**SET PROBLEM:** Copy everything in the listing below word for word, apart from any images.

= = = =

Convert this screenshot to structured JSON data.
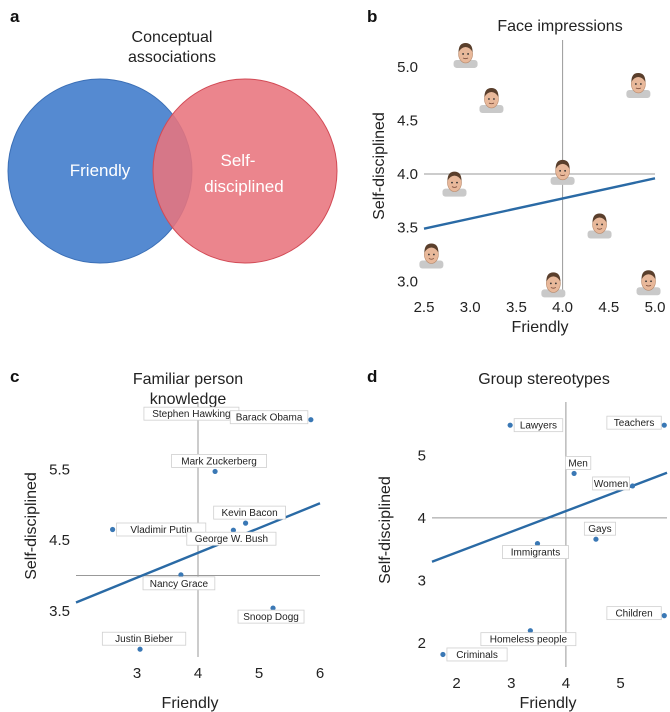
{
  "panels": {
    "a": {
      "letter": "a",
      "title_lines": [
        "Conceptual",
        "associations"
      ],
      "left_circle": {
        "label_lines": [
          "Friendly"
        ],
        "color": "#4f86d0"
      },
      "right_circle": {
        "label_lines": [
          "Self-",
          "disciplined"
        ],
        "color": "#e8747d"
      }
    },
    "b": {
      "letter": "b"
    },
    "c": {
      "letter": "c"
    },
    "d": {
      "letter": "d"
    }
  },
  "colors": {
    "regression_line": "#2a6aa5",
    "point": "#3a78b5",
    "axis_cross": "#999999"
  },
  "chart_data": [
    {
      "id": "b",
      "type": "scatter",
      "title_lines": [
        "Face impressions"
      ],
      "xlabel": "Friendly",
      "ylabel": "Self-disciplined",
      "xlim": [
        2.5,
        5.0
      ],
      "ylim": [
        2.9,
        5.25
      ],
      "xticks": [
        "2.5",
        "3.0",
        "3.5",
        "4.0",
        "4.5",
        "5.0"
      ],
      "yticks": [
        "3.0",
        "3.5",
        "4.0",
        "4.5",
        "5.0"
      ],
      "reference": {
        "x": 4.0,
        "y": 4.0
      },
      "regression": {
        "x": [
          2.5,
          5.0
        ],
        "y": [
          3.49,
          3.96
        ]
      },
      "points": [
        {
          "x": 2.95,
          "y": 5.12,
          "marker": "face-icon"
        },
        {
          "x": 3.23,
          "y": 4.7,
          "marker": "face-icon"
        },
        {
          "x": 4.82,
          "y": 4.84,
          "marker": "face-icon"
        },
        {
          "x": 2.83,
          "y": 3.92,
          "marker": "face-icon"
        },
        {
          "x": 4.0,
          "y": 4.03,
          "marker": "face-icon"
        },
        {
          "x": 4.4,
          "y": 3.53,
          "marker": "face-icon"
        },
        {
          "x": 2.58,
          "y": 3.25,
          "marker": "face-icon"
        },
        {
          "x": 3.9,
          "y": 2.98,
          "marker": "face-icon"
        },
        {
          "x": 4.93,
          "y": 3.0,
          "marker": "face-icon"
        }
      ]
    },
    {
      "id": "c",
      "type": "scatter",
      "title_lines": [
        "Familiar person",
        "knowledge"
      ],
      "xlabel": "Friendly",
      "ylabel": "Self-disciplined",
      "xlim": [
        2.0,
        6.0
      ],
      "ylim": [
        2.85,
        6.45
      ],
      "xticks": [
        "3",
        "4",
        "5",
        "6"
      ],
      "yticks": [
        "3.5",
        "4.5",
        "5.5"
      ],
      "reference": {
        "x": 4.0,
        "y": 4.0
      },
      "regression": {
        "x": [
          2.0,
          6.0
        ],
        "y": [
          3.62,
          5.02
        ]
      },
      "points": [
        {
          "x": 4.72,
          "y": 6.25,
          "label": "Stephen Hawking",
          "label_side": "left"
        },
        {
          "x": 5.85,
          "y": 6.2,
          "label": "Barack Obama",
          "label_side": "left"
        },
        {
          "x": 4.28,
          "y": 5.47,
          "label": "Mark Zuckerberg",
          "label_side": "above"
        },
        {
          "x": 2.6,
          "y": 4.65,
          "label": "Vladimir Putin",
          "label_side": "right"
        },
        {
          "x": 4.78,
          "y": 4.74,
          "label": "Kevin Bacon",
          "label_side": "above"
        },
        {
          "x": 4.58,
          "y": 4.64,
          "label": "George W. Bush",
          "label_side": "below"
        },
        {
          "x": 3.72,
          "y": 4.01,
          "label": "Nancy Grace",
          "label_side": "below"
        },
        {
          "x": 5.23,
          "y": 3.54,
          "label": "Snoop Dogg",
          "label_side": "below"
        },
        {
          "x": 3.05,
          "y": 2.96,
          "label": "Justin Bieber",
          "label_side": "above"
        }
      ]
    },
    {
      "id": "d",
      "type": "scatter",
      "title_lines": [
        "Group stereotypes"
      ],
      "xlabel": "Friendly",
      "ylabel": "Self-disciplined",
      "xlim": [
        1.55,
        5.85
      ],
      "ylim": [
        1.62,
        5.85
      ],
      "xticks": [
        "2",
        "3",
        "4",
        "5"
      ],
      "yticks": [
        "2",
        "3",
        "4",
        "5"
      ],
      "reference": {
        "x": 4.0,
        "y": 4.0
      },
      "regression": {
        "x": [
          1.55,
          5.85
        ],
        "y": [
          3.3,
          4.72
        ]
      },
      "points": [
        {
          "x": 2.98,
          "y": 5.48,
          "label": "Lawyers",
          "label_side": "right"
        },
        {
          "x": 5.8,
          "y": 5.48,
          "label": "Teachers",
          "label_side": "left"
        },
        {
          "x": 4.15,
          "y": 4.71,
          "label": "Men",
          "label_side": "above"
        },
        {
          "x": 5.22,
          "y": 4.51,
          "label": "Women",
          "label_side": "left"
        },
        {
          "x": 4.55,
          "y": 3.66,
          "label": "Gays",
          "label_side": "above"
        },
        {
          "x": 3.48,
          "y": 3.59,
          "label": "Immigrants",
          "label_side": "below"
        },
        {
          "x": 5.8,
          "y": 2.44,
          "label": "Children",
          "label_side": "left"
        },
        {
          "x": 3.35,
          "y": 2.2,
          "label": "Homeless people",
          "label_side": "below"
        },
        {
          "x": 1.75,
          "y": 1.82,
          "label": "Criminals",
          "label_side": "right"
        }
      ]
    }
  ]
}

= = = =

**WRITTEN RESPONSE:**
Convert this screenshot to structured JSON data.
{
  "panels": {
    "a": {
      "letter": "a",
      "title_lines": [
        "Conceptual",
        "associations"
      ],
      "left_circle": {
        "label_lines": [
          "Friendly"
        ],
        "color": "#4f86d0"
      },
      "right_circle": {
        "label_lines": [
          "Self-",
          "disciplined"
        ],
        "color": "#e8747d"
      }
    },
    "b": {
      "letter": "b"
    },
    "c": {
      "letter": "c"
    },
    "d": {
      "letter": "d"
    }
  },
  "colors": {
    "regression_line": "#2a6aa5",
    "point": "#3a78b5",
    "axis_cross": "#999999"
  },
  "chart_data": [
    {
      "id": "b",
      "type": "scatter",
      "title_lines": [
        "Face impressions"
      ],
      "xlabel": "Friendly",
      "ylabel": "Self-disciplined",
      "xlim": [
        2.5,
        5.0
      ],
      "ylim": [
        2.9,
        5.25
      ],
      "xticks": [
        "2.5",
        "3.0",
        "3.5",
        "4.0",
        "4.5",
        "5.0"
      ],
      "yticks": [
        "3.0",
        "3.5",
        "4.0",
        "4.5",
        "5.0"
      ],
      "reference": {
        "x": 4.0,
        "y": 4.0
      },
      "regression": {
        "x": [
          2.5,
          5.0
        ],
        "y": [
          3.49,
          3.96
        ]
      },
      "points": [
        {
          "x": 2.95,
          "y": 5.12,
          "marker": "face-icon"
        },
        {
          "x": 3.23,
          "y": 4.7,
          "marker": "face-icon"
        },
        {
          "x": 4.82,
          "y": 4.84,
          "marker": "face-icon"
        },
        {
          "x": 2.83,
          "y": 3.92,
          "marker": "face-icon"
        },
        {
          "x": 4.0,
          "y": 4.03,
          "marker": "face-icon"
        },
        {
          "x": 4.4,
          "y": 3.53,
          "marker": "face-icon"
        },
        {
          "x": 2.58,
          "y": 3.25,
          "marker": "face-icon"
        },
        {
          "x": 3.9,
          "y": 2.98,
          "marker": "face-icon"
        },
        {
          "x": 4.93,
          "y": 3.0,
          "marker": "face-icon"
        }
      ]
    },
    {
      "id": "c",
      "type": "scatter",
      "title_lines": [
        "Familiar person",
        "knowledge"
      ],
      "xlabel": "Friendly",
      "ylabel": "Self-disciplined",
      "xlim": [
        2.0,
        6.0
      ],
      "ylim": [
        2.85,
        6.45
      ],
      "xticks": [
        "3",
        "4",
        "5",
        "6"
      ],
      "yticks": [
        "3.5",
        "4.5",
        "5.5"
      ],
      "reference": {
        "x": 4.0,
        "y": 4.0
      },
      "regression": {
        "x": [
          2.0,
          6.0
        ],
        "y": [
          3.62,
          5.02
        ]
      },
      "points": [
        {
          "x": 4.72,
          "y": 6.25,
          "label": "Stephen Hawking",
          "label_side": "left"
        },
        {
          "x": 5.85,
          "y": 6.2,
          "label": "Barack Obama",
          "label_side": "left"
        },
        {
          "x": 4.28,
          "y": 5.47,
          "label": "Mark Zuckerberg",
          "label_side": "above"
        },
        {
          "x": 2.6,
          "y": 4.65,
          "label": "Vladimir Putin",
          "label_side": "right"
        },
        {
          "x": 4.78,
          "y": 4.74,
          "label": "Kevin Bacon",
          "label_side": "above"
        },
        {
          "x": 4.58,
          "y": 4.64,
          "label": "George W. Bush",
          "label_side": "below"
        },
        {
          "x": 3.72,
          "y": 4.01,
          "label": "Nancy Grace",
          "label_side": "below"
        },
        {
          "x": 5.23,
          "y": 3.54,
          "label": "Snoop Dogg",
          "label_side": "below"
        },
        {
          "x": 3.05,
          "y": 2.96,
          "label": "Justin Bieber",
          "label_side": "above"
        }
      ]
    },
    {
      "id": "d",
      "type": "scatter",
      "title_lines": [
        "Group stereotypes"
      ],
      "xlabel": "Friendly",
      "ylabel": "Self-disciplined",
      "xlim": [
        1.55,
        5.85
      ],
      "ylim": [
        1.62,
        5.85
      ],
      "xticks": [
        "2",
        "3",
        "4",
        "5"
      ],
      "yticks": [
        "2",
        "3",
        "4",
        "5"
      ],
      "reference": {
        "x": 4.0,
        "y": 4.0
      },
      "regression": {
        "x": [
          1.55,
          5.85
        ],
        "y": [
          3.3,
          4.72
        ]
      },
      "points": [
        {
          "x": 2.98,
          "y": 5.48,
          "label": "Lawyers",
          "label_side": "right"
        },
        {
          "x": 5.8,
          "y": 5.48,
          "label": "Teachers",
          "label_side": "left"
        },
        {
          "x": 4.15,
          "y": 4.71,
          "label": "Men",
          "label_side": "above"
        },
        {
          "x": 5.22,
          "y": 4.51,
          "label": "Women",
          "label_side": "left"
        },
        {
          "x": 4.55,
          "y": 3.66,
          "label": "Gays",
          "label_side": "above"
        },
        {
          "x": 3.48,
          "y": 3.59,
          "label": "Immigrants",
          "label_side": "below"
        },
        {
          "x": 5.8,
          "y": 2.44,
          "label": "Children",
          "label_side": "left"
        },
        {
          "x": 3.35,
          "y": 2.2,
          "label": "Homeless people",
          "label_side": "below"
        },
        {
          "x": 1.75,
          "y": 1.82,
          "label": "Criminals",
          "label_side": "right"
        }
      ]
    }
  ]
}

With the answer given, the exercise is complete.